> **What this task involves**: Select, from the material below, each line with "square" in it.

** START OF Excerpted data **

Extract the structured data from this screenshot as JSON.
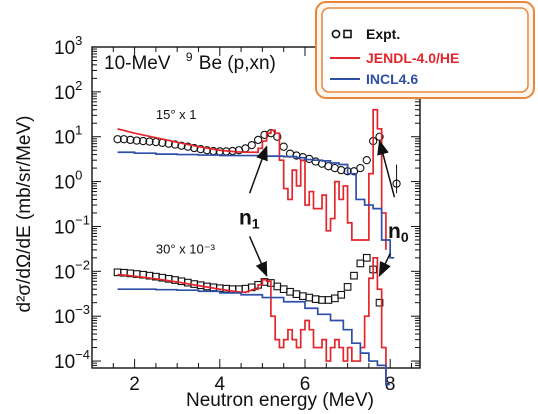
{
  "chart_data": {
    "type": "line",
    "title": "10-MeV",
    "title_nucleus": "Be (p,xn)",
    "title_mass": "9",
    "xlabel": "Neutron energy (MeV)",
    "ylabel": "d²σ/dΩ/dE (mb/sr/MeV)",
    "xlim": [
      1,
      8.7
    ],
    "xscale": "linear",
    "xticks": [
      2,
      4,
      6,
      8
    ],
    "yscale": "log",
    "ylim": [
      7e-05,
      1000
    ],
    "yticks": [
      {
        "value": 1000,
        "base": "10",
        "exp": "3"
      },
      {
        "value": 100,
        "base": "10",
        "exp": "2"
      },
      {
        "value": 10,
        "base": "10",
        "exp": "1"
      },
      {
        "value": 1,
        "base": "10",
        "exp": "0"
      },
      {
        "value": 0.1,
        "base": "10",
        "exp": "−1"
      },
      {
        "value": 0.01,
        "base": "10",
        "exp": "−2"
      },
      {
        "value": 0.001,
        "base": "10",
        "exp": "−3"
      },
      {
        "value": 0.0001,
        "base": "10",
        "exp": "−4"
      }
    ],
    "legend": {
      "position": "top-right",
      "entries": [
        {
          "name": "Expt.",
          "color": "#111111",
          "marker": "circle-square"
        },
        {
          "name": "JENDL-4.0/HE",
          "color": "#e4262c",
          "marker": "line"
        },
        {
          "name": "INCL4.6",
          "color": "#2e4fa8",
          "marker": "line"
        }
      ],
      "border_color": "#e8873a"
    },
    "annotations": [
      {
        "text": "15° x 1",
        "x": 2.5,
        "y": 25
      },
      {
        "text": "30° x 10⁻³",
        "x": 2.5,
        "y": 0.025
      },
      {
        "label": "n",
        "sub": "1",
        "x": 4.45,
        "y": 0.11
      },
      {
        "label": "n",
        "sub": "0",
        "x": 7.95,
        "y": 0.055
      }
    ],
    "series": [
      {
        "name": "Expt.",
        "angle": "15°",
        "marker": "circle",
        "color": "#111111",
        "x": [
          1.6,
          1.75,
          1.9,
          2.05,
          2.2,
          2.35,
          2.5,
          2.65,
          2.8,
          2.95,
          3.1,
          3.25,
          3.4,
          3.55,
          3.7,
          3.85,
          4.0,
          4.15,
          4.3,
          4.45,
          4.6,
          4.75,
          4.9,
          5.05,
          5.2,
          5.35,
          5.5,
          5.65,
          5.8,
          5.95,
          6.1,
          6.25,
          6.4,
          6.55,
          6.7,
          6.85,
          7.0,
          7.15,
          7.3,
          7.45,
          7.6,
          7.75,
          8.15
        ],
        "y": [
          8.8,
          8.8,
          8.5,
          8.2,
          8.0,
          7.8,
          7.6,
          7.3,
          7.0,
          6.7,
          6.3,
          6.0,
          5.6,
          5.3,
          5.0,
          4.8,
          4.7,
          4.7,
          4.8,
          5.0,
          5.5,
          6.5,
          8.5,
          11,
          12,
          10,
          6,
          4.2,
          3.8,
          3.5,
          3.2,
          2.8,
          2.5,
          2.2,
          2.0,
          1.8,
          1.7,
          1.7,
          2.0,
          3.0,
          8,
          10,
          0.9
        ],
        "yerr_low": [
          0,
          0,
          0,
          0,
          0,
          0,
          0,
          0,
          0,
          0,
          0,
          0,
          0,
          0,
          0,
          0,
          0,
          0,
          0,
          0,
          0,
          0,
          0,
          0,
          0,
          0,
          0,
          0,
          0,
          0,
          0,
          0,
          0,
          0,
          0,
          0,
          0,
          0,
          0,
          0,
          0,
          0,
          0.35
        ],
        "yerr_high": [
          0,
          0,
          0,
          0,
          0,
          0,
          0,
          0,
          0,
          0,
          0,
          0,
          0,
          0,
          0,
          0,
          0,
          0,
          0,
          0,
          0,
          0,
          0,
          0,
          0,
          0,
          0,
          0,
          0,
          0,
          0,
          0,
          0,
          0,
          0,
          0,
          0,
          0,
          0,
          0,
          0,
          0,
          1.5
        ]
      },
      {
        "name": "Expt.",
        "angle": "30° x 10⁻³",
        "marker": "square",
        "color": "#111111",
        "x": [
          1.6,
          1.75,
          1.9,
          2.05,
          2.2,
          2.35,
          2.5,
          2.65,
          2.8,
          2.95,
          3.1,
          3.25,
          3.4,
          3.55,
          3.7,
          3.85,
          4.0,
          4.15,
          4.3,
          4.45,
          4.6,
          4.75,
          4.9,
          5.05,
          5.2,
          5.35,
          5.5,
          5.65,
          5.8,
          5.95,
          6.1,
          6.25,
          6.4,
          6.55,
          6.7,
          6.85,
          7.0,
          7.15,
          7.3,
          7.45,
          7.6,
          7.75
        ],
        "y": [
          0.0095,
          0.0093,
          0.009,
          0.0087,
          0.0084,
          0.008,
          0.0076,
          0.0072,
          0.0068,
          0.0064,
          0.006,
          0.0056,
          0.0052,
          0.0049,
          0.0046,
          0.0044,
          0.0042,
          0.0041,
          0.004,
          0.004,
          0.0041,
          0.0044,
          0.005,
          0.0058,
          0.0055,
          0.0046,
          0.004,
          0.0035,
          0.0031,
          0.0028,
          0.0026,
          0.0024,
          0.0023,
          0.0023,
          0.0025,
          0.003,
          0.0045,
          0.008,
          0.015,
          0.02,
          0.011,
          0.002
        ]
      },
      {
        "name": "JENDL-4.0/HE",
        "angle": "15°",
        "color": "#e4262c",
        "style": "smooth-then-step",
        "x": [
          1.6,
          2.0,
          2.5,
          3.0,
          3.5,
          4.0,
          4.4,
          4.7,
          4.9,
          5.0,
          5.1,
          5.2,
          5.3,
          5.4,
          5.5,
          5.6,
          5.7,
          5.8,
          5.9,
          6.0,
          6.1,
          6.2,
          6.3,
          6.4,
          6.5,
          6.6,
          6.7,
          6.8,
          6.9,
          7.0,
          7.1,
          7.2,
          7.3,
          7.4,
          7.5,
          7.6,
          7.7,
          7.8,
          7.9
        ],
        "y": [
          15,
          12,
          9.5,
          7.5,
          6.0,
          5.0,
          4.6,
          4.5,
          5.5,
          8,
          12,
          14,
          12,
          3,
          0.7,
          0.4,
          1.8,
          0.8,
          3,
          0.3,
          0.6,
          0.25,
          0.25,
          0.5,
          0.08,
          0.15,
          1.0,
          0.4,
          0.8,
          0.12,
          0.05,
          0.05,
          0.05,
          0.05,
          1.5,
          40,
          15,
          0.2,
          0.03
        ]
      },
      {
        "name": "INCL4.6",
        "angle": "15°",
        "color": "#2e4fa8",
        "style": "step",
        "x": [
          1.6,
          2.0,
          2.5,
          3.0,
          3.5,
          4.0,
          4.5,
          5.0,
          5.5,
          5.8,
          6.0,
          6.2,
          6.4,
          6.6,
          6.8,
          7.0,
          7.2,
          7.4,
          7.6,
          7.8,
          8.0
        ],
        "y": [
          4.5,
          4.3,
          4.1,
          4.0,
          3.9,
          3.8,
          3.8,
          3.7,
          3.6,
          3.4,
          3.1,
          3.0,
          2.9,
          2.6,
          2.4,
          1.5,
          0.4,
          0.3,
          0.25,
          0.05,
          0.02
        ]
      },
      {
        "name": "JENDL-4.0/HE",
        "angle": "30° x 10⁻³",
        "color": "#e4262c",
        "style": "smooth-then-step",
        "x": [
          1.6,
          2.0,
          2.5,
          3.0,
          3.5,
          4.0,
          4.4,
          4.6,
          4.8,
          4.9,
          5.0,
          5.1,
          5.2,
          5.3,
          5.4,
          5.5,
          5.6,
          5.7,
          5.8,
          5.9,
          6.0,
          6.1,
          6.2,
          6.3,
          6.4,
          6.5,
          6.6,
          6.7,
          6.8,
          6.9,
          7.0,
          7.1,
          7.2,
          7.3,
          7.4,
          7.5,
          7.6,
          7.7,
          7.8,
          7.9
        ],
        "y": [
          0.0085,
          0.0078,
          0.0068,
          0.0058,
          0.0048,
          0.004,
          0.0035,
          0.0034,
          0.004,
          0.005,
          0.0065,
          0.006,
          0.001,
          0.0003,
          0.0002,
          0.0003,
          0.0005,
          0.0003,
          0.0002,
          0.0005,
          0.0008,
          0.0005,
          0.0002,
          0.0002,
          0.0003,
          0.0001,
          0.0002,
          0.0003,
          0.0002,
          0.0001,
          0.0002,
          0.0001,
          0.0001,
          0.0002,
          0.001,
          0.007,
          0.02,
          0.004,
          0.0002,
          3e-05
        ]
      },
      {
        "name": "INCL4.6",
        "angle": "30° x 10⁻³",
        "color": "#2e4fa8",
        "style": "step",
        "x": [
          1.6,
          2.0,
          2.5,
          3.0,
          3.5,
          4.0,
          4.5,
          5.0,
          5.5,
          6.0,
          6.3,
          6.6,
          6.9,
          7.1,
          7.3,
          7.5,
          7.7,
          7.9
        ],
        "y": [
          0.004,
          0.004,
          0.0039,
          0.0038,
          0.0036,
          0.0033,
          0.003,
          0.0026,
          0.0021,
          0.0015,
          0.0011,
          0.0008,
          0.0005,
          0.00025,
          0.00015,
          0.0001,
          8e-05,
          3e-05
        ]
      }
    ]
  }
}
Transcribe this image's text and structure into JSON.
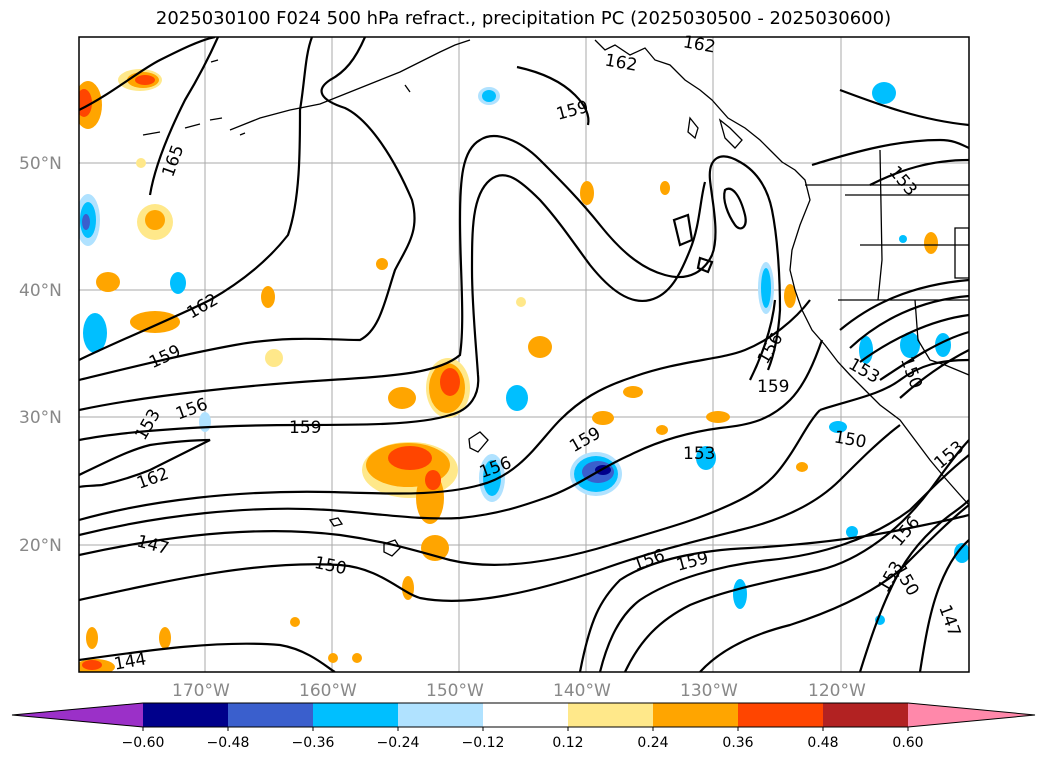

** END OF Excerpted data **

> **Task solution**:
          "marker": "circle-square"
        "marker": "square",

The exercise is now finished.